→ The data
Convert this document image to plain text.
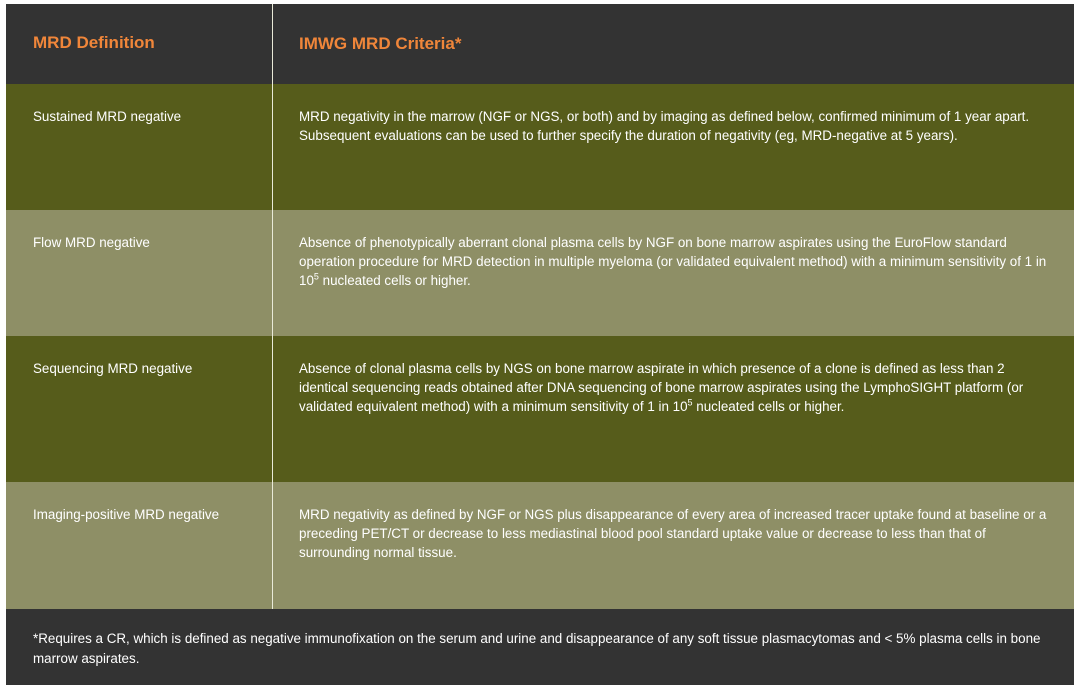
MRD Definition	IMWG MRD Criteria*
Sustained MRD negative	MRD negativity in the marrow (NGF or NGS, or both) and by imaging as defined below, confirmed minimum of 1 year apart. Subsequent evaluations can be used to further specify the duration of negativity (eg, MRD-negative at 5 years).
Flow MRD negative	Absence of phenotypically aberrant clonal plasma cells by NGF on bone marrow aspirates using the EuroFlow standard operation procedure for MRD detection in multiple myeloma (or validated equivalent method) with a minimum sensitivity of 1 in $10^5$ nucleated cells or higher.
Sequencing MRD negative	Absence of clonal plasma cells by NGS on bone marrow aspirate in which presence of a clone is defined as less than 2 identical sequencing reads obtained after DNA sequencing of bone marrow aspirates using the LymphoSIGHT platform (or validated equivalent method) with a minimum sensitivity of 1 in $10^5$ nucleated cells or higher.
Imaging-positive MRD negative	MRD negativity as defined by NGF or NGS plus disappearance of every area of increased tracer uptake found at baseline or a preceding PET/CT or decrease to less mediastinal blood pool standard uptake value or decrease to less than that of surrounding normal tissue.
*Requires a CR, which is defined as negative immunofixation on the serum and urine and disappearance of any soft tissue plasmacytomas and < 5% plasma cells in bone marrow aspirates.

→ What this task involves
Give back every record above exactly as written, skipping each picture.

→ Result of this exercise
Convert this document image to plain text.
MRD Definition	IMWG MRD Criteria*
Sustained MRD negative	MRD negativity in the marrow (NGF or NGS, or both) and by imaging as defined below, confirmed minimum of 1 year apart. Subsequent evaluations can be used to further specify the duration of negativity (eg, MRD-negative at 5 years).
Flow MRD negative	Absence of phenotypically aberrant clonal plasma cells by NGF on bone marrow aspirates using the EuroFlow standard operation procedure for MRD detection in multiple myeloma (or validated equivalent method) with a minimum sensitivity of 1 in $10^5$ nucleated cells or higher.
Sequencing MRD negative	Absence of clonal plasma cells by NGS on bone marrow aspirate in which presence of a clone is defined as less than 2 identical sequencing reads obtained after DNA sequencing of bone marrow aspirates using the LymphoSIGHT platform (or validated equivalent method) with a minimum sensitivity of 1 in $10^5$ nucleated cells or higher.
Imaging-positive MRD negative	MRD negativity as defined by NGF or NGS plus disappearance of every area of increased tracer uptake found at baseline or a preceding PET/CT or decrease to less mediastinal blood pool standard uptake value or decrease to less than that of surrounding normal tissue.
*Requires a CR, which is defined as negative immunofixation on the serum and urine and disappearance of any soft tissue plasmacytomas and < 5% plasma cells in bone marrow aspirates.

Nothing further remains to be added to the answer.